As always, a fantastic post from you Jmp, it really shows that you put some time into them. I love the narrative about you epic journey in search of that perfect antler fork. It ended up being so fulfilling, I'm happy for you.

Even though you had a bit of a struggle with the material at hand, you ended up making something that satisfies you well enough (and from the looks of it, everyone here as well!







) and that is all that matters. If it is a sure shooter with those tabs and trusty reds then you have achieved an overwhelming success.From where I sit, banding up at the moment, I see a fantastic fit to hand, and a lifetime frame. It will be waterproof, fork hit proof, and any element proof. There is very little that can ruin your new treasure........and the time, effort, and sweat poured into will only serve to make it more special.

I will continue in my search for that perfect antler, I whitetail hunt often in the fall and early winter and I will keep an eye out for dropped racks for that fork. Rest assured, I'll find it one day.....I have loads of time too!









Again, I love these long posts from you, an absolute joy to read as always, update us a bit more on how she shoots and when she draws first blood. Those nutrias are waiting!!









Cheers -John


----------



## Dan the Slingshot Man (Nov 21, 2010)

nice antler natural looks cool


----------



## Chepo69 (May 1, 2010)

Con que también eres chcharero eh!

I also hope one day I ran into an antler ideal for JM mine. I think withtime use and take a nice color as does the horn-handled knives, congratulations on the find.


----------

- **Extracted entries**:
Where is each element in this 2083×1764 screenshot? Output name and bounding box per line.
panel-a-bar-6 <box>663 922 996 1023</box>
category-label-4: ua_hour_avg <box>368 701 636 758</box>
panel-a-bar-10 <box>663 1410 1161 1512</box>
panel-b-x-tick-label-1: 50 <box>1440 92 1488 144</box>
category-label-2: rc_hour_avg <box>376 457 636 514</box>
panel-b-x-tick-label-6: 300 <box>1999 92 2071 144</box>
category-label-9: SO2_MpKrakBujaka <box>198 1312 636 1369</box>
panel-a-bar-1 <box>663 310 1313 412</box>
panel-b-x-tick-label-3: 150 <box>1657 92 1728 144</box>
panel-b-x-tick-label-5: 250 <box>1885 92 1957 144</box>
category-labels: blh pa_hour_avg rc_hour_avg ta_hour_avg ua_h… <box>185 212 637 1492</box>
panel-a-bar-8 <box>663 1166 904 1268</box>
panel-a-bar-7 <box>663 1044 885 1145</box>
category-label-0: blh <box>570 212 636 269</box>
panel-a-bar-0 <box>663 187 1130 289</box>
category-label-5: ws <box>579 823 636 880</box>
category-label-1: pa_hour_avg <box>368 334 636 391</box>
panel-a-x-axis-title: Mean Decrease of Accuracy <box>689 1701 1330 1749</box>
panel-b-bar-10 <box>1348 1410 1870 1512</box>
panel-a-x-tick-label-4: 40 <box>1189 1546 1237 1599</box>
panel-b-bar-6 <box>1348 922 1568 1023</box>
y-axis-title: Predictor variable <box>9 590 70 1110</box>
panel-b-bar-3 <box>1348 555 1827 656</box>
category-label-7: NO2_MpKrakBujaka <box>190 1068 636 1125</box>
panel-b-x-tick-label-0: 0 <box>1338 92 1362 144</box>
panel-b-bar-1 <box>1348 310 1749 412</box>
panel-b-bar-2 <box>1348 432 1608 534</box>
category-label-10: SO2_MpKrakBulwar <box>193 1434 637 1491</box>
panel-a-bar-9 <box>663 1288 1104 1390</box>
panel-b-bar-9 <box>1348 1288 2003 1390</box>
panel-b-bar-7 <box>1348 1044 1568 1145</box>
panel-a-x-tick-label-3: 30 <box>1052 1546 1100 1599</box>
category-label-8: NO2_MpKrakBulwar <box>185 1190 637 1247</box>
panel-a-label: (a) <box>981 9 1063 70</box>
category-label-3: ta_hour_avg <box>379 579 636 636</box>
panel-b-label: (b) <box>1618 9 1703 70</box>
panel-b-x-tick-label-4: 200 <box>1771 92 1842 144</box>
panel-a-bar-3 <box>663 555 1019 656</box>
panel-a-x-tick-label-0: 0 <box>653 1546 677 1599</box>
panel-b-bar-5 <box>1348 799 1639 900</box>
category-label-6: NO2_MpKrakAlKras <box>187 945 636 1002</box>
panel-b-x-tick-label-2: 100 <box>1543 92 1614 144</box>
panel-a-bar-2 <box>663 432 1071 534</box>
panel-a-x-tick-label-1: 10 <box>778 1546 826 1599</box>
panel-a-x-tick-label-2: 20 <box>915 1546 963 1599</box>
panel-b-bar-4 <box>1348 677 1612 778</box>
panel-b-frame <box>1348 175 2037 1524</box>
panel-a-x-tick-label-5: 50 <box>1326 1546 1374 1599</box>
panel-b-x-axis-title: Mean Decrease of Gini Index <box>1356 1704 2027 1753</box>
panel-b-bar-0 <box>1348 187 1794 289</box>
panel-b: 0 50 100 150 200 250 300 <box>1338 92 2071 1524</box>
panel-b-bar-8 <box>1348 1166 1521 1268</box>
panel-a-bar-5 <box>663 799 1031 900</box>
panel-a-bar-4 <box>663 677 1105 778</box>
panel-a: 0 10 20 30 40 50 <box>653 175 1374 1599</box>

- **Directive**: Decide whether each statement agrees with the forum thread about the antler fork: (a) John hunts whitetail in the fall and early winter; (b) John has already found his perfect antler; (c) John asks to hear more about how the new piece shoots. For each, answer yes or no and quote the deciding words of the thread.

- **Complete output**:
(a) Yes: "I whitetail hunt often in the fall and early winter"
(b) No: "I will continue in my search for that perfect antler"
(c) Yes: "update us a bit more on how she shoots"